─── DATA RECORDS ───

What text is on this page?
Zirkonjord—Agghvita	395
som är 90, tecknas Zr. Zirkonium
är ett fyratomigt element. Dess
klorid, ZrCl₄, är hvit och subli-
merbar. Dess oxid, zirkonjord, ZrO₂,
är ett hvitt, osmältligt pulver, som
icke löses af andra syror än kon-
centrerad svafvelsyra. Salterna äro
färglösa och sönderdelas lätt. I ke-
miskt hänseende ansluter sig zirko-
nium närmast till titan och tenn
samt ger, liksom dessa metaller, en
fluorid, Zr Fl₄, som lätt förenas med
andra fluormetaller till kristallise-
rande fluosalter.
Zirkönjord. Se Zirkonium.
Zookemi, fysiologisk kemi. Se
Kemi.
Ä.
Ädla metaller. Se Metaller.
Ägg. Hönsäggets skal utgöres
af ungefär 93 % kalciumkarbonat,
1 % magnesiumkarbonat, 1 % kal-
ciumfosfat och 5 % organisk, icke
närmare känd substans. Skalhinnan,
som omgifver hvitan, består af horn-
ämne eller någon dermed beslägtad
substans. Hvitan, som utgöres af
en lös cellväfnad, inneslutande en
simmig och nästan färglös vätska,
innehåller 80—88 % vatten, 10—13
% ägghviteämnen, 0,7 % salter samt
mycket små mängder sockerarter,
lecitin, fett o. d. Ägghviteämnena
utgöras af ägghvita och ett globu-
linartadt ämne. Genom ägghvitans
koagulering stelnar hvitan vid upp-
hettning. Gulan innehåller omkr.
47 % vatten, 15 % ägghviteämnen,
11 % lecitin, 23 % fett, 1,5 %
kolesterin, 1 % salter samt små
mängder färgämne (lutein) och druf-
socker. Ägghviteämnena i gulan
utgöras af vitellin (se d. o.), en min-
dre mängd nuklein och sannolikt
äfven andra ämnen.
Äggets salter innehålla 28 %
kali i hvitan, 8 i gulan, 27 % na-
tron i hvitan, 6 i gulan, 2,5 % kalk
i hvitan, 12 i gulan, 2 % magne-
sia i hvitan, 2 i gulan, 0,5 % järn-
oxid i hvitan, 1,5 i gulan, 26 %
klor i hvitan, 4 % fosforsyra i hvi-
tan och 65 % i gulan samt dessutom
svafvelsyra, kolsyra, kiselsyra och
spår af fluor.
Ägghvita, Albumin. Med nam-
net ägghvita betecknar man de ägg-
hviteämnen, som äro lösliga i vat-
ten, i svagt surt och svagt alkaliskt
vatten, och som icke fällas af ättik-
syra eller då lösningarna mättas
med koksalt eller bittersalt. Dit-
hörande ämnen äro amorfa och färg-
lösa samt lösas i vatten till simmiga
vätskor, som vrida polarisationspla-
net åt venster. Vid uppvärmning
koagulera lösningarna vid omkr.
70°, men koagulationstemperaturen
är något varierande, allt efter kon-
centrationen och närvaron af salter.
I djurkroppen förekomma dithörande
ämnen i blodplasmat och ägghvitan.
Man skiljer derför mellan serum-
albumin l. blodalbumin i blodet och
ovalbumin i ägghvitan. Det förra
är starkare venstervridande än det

───

TASK: The response consists of the lines above that contain "svafvelsyra".

EXERCISE RESPONSE:
centrerad svafvelsyra. Salterna äro
svafvelsyra, kolsyra, kiselsyra och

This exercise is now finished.